# [Requirements]
Give nothing except the number of lines containing the word "text".

Extracted data entries
[Start]
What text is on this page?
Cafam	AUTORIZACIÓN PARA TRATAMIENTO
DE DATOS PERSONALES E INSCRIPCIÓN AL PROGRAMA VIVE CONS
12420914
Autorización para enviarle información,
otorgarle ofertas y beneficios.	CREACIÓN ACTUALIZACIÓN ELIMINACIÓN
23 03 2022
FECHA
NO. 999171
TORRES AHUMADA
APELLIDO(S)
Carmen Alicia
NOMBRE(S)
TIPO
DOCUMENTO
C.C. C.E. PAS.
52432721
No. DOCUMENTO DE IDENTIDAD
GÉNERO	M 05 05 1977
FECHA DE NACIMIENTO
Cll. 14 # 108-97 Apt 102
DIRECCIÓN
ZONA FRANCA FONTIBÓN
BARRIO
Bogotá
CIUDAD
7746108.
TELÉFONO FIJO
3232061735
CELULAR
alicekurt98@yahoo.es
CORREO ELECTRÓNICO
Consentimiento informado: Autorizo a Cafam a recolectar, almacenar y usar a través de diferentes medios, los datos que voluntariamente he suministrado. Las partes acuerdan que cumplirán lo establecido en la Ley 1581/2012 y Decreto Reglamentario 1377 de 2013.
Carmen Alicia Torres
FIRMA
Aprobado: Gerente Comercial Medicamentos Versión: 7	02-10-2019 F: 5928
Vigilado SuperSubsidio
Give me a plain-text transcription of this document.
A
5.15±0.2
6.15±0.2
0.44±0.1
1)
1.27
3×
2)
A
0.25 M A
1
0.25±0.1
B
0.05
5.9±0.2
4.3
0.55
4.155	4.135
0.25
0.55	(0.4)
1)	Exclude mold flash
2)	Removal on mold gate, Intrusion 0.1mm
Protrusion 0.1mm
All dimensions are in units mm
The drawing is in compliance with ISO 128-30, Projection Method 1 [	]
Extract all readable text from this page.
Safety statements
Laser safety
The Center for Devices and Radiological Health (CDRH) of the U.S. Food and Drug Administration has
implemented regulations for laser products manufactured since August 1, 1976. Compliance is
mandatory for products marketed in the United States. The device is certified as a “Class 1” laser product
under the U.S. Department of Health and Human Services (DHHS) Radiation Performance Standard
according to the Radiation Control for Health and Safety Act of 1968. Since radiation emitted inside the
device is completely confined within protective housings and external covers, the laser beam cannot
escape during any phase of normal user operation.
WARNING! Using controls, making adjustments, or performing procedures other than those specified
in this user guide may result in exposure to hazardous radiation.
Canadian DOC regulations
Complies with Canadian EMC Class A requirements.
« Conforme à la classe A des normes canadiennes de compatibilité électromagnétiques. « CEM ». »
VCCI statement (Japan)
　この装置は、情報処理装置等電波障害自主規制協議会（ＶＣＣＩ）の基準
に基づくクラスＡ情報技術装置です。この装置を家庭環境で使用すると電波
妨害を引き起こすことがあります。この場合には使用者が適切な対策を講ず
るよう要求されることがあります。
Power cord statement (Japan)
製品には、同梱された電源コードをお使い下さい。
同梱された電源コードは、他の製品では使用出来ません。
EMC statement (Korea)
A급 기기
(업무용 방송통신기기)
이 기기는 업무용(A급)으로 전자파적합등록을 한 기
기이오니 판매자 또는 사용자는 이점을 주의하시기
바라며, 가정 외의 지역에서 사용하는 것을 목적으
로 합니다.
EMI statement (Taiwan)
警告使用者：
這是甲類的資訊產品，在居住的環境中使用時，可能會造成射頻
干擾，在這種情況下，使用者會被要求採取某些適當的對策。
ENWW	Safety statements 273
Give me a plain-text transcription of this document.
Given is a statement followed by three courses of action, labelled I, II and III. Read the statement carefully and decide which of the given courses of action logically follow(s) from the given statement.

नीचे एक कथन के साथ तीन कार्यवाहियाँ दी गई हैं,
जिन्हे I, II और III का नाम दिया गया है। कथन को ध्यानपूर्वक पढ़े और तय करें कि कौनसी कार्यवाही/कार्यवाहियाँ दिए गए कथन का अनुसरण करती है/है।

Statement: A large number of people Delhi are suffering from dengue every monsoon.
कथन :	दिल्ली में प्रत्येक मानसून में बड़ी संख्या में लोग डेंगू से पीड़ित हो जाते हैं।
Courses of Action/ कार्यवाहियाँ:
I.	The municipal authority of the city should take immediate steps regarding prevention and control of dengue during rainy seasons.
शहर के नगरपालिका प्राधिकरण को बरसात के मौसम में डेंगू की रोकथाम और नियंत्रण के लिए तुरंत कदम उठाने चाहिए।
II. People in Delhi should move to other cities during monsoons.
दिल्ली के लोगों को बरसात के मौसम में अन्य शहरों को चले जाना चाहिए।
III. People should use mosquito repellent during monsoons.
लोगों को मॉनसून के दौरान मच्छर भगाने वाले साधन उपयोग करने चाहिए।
[End]
# [Full output]
4